[Exercise requirements] All entries below are to be set down again, identical to the source.

[Provided records]
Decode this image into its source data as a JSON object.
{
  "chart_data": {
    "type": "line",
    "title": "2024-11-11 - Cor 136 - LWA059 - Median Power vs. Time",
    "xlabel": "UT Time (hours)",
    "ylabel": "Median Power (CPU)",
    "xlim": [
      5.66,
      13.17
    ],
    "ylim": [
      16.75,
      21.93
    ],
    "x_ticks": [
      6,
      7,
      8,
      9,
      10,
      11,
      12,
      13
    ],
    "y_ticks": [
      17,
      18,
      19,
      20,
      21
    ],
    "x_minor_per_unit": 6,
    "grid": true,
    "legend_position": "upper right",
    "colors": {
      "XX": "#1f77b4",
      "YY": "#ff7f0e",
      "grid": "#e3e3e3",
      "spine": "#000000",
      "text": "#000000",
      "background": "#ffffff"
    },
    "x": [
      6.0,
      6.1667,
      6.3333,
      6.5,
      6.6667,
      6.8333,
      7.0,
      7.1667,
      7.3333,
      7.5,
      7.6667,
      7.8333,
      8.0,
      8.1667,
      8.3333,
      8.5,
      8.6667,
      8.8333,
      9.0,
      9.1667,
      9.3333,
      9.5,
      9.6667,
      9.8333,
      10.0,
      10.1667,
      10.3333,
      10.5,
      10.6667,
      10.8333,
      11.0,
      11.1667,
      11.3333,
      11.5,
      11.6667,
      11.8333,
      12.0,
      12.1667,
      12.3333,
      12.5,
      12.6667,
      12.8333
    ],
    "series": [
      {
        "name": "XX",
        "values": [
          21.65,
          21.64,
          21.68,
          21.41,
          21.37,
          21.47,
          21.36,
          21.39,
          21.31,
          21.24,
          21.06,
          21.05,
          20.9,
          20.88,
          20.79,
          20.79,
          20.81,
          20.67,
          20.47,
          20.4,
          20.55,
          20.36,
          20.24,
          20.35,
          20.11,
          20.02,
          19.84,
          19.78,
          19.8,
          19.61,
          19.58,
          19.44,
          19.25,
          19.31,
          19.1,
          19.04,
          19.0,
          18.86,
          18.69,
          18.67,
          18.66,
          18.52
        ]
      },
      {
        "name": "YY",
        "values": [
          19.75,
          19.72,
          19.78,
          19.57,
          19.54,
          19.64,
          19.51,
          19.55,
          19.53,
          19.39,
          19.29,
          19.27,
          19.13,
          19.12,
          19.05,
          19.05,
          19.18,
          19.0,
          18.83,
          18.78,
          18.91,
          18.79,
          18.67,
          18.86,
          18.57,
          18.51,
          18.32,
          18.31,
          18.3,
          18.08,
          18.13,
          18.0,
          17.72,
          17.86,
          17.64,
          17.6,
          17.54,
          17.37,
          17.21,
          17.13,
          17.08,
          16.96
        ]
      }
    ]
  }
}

[Result of this task]
Decode this image into its source data as a JSON object.
{
  "chart_data": {
    "type": "line",
    "title": "2024-11-11 - Cor 136 - LWA059 - Median Power vs. Time",
    "xlabel": "UT Time (hours)",
    "ylabel": "Median Power (CPU)",
    "xlim": [
      5.66,
      13.17
    ],
    "ylim": [
      16.75,
      21.93
    ],
    "x_ticks": [
      6,
      7,
      8,
      9,
      10,
      11,
      12,
      13
    ],
    "y_ticks": [
      17,
      18,
      19,
      20,
      21
    ],
    "x_minor_per_unit": 6,
    "grid": true,
    "legend_position": "upper right",
    "colors": {
      "XX": "#1f77b4",
      "YY": "#ff7f0e",
      "grid": "#e3e3e3",
      "spine": "#000000",
      "text": "#000000",
      "background": "#ffffff"
    },
    "x": [
      6.0,
      6.1667,
      6.3333,
      6.5,
      6.6667,
      6.8333,
      7.0,
      7.1667,
      7.3333,
      7.5,
      7.6667,
      7.8333,
      8.0,
      8.1667,
      8.3333,
      8.5,
      8.6667,
      8.8333,
      9.0,
      9.1667,
      9.3333,
      9.5,
      9.6667,
      9.8333,
      10.0,
      10.1667,
      10.3333,
      10.5,
      10.6667,
      10.8333,
      11.0,
      11.1667,
      11.3333,
      11.5,
      11.6667,
      11.8333,
      12.0,
      12.1667,
      12.3333,
      12.5,
      12.6667,
      12.8333
    ],
    "series": [
      {
        "name": "XX",
        "values": [
          21.65,
          21.64,
          21.68,
          21.41,
          21.37,
          21.47,
          21.36,
          21.39,
          21.31,
          21.24,
          21.06,
          21.05,
          20.9,
          20.88,
          20.79,
          20.79,
          20.81,
          20.67,
          20.47,
          20.4,
          20.55,
          20.36,
          20.24,
          20.35,
          20.11,
          20.02,
          19.84,
          19.78,
          19.8,
          19.61,
          19.58,
          19.44,
          19.25,
          19.31,
          19.1,
          19.04,
          19.0,
          18.86,
          18.69,
          18.67,
          18.66,
          18.52
        ]
      },
      {
        "name": "YY",
        "values": [
          19.75,
          19.72,
          19.78,
          19.57,
          19.54,
          19.64,
          19.51,
          19.55,
          19.53,
          19.39,
          19.29,
          19.27,
          19.13,
          19.12,
          19.05,
          19.05,
          19.18,
          19.0,
          18.83,
          18.78,
          18.91,
          18.79,
          18.67,
          18.86,
          18.57,
          18.51,
          18.32,
          18.31,
          18.3,
          18.08,
          18.13,
          18.0,
          17.72,
          17.86,
          17.64,
          17.6,
          17.54,
          17.37,
          17.21,
          17.13,
          17.08,
          16.96
        ]
      }
    ]
  }
}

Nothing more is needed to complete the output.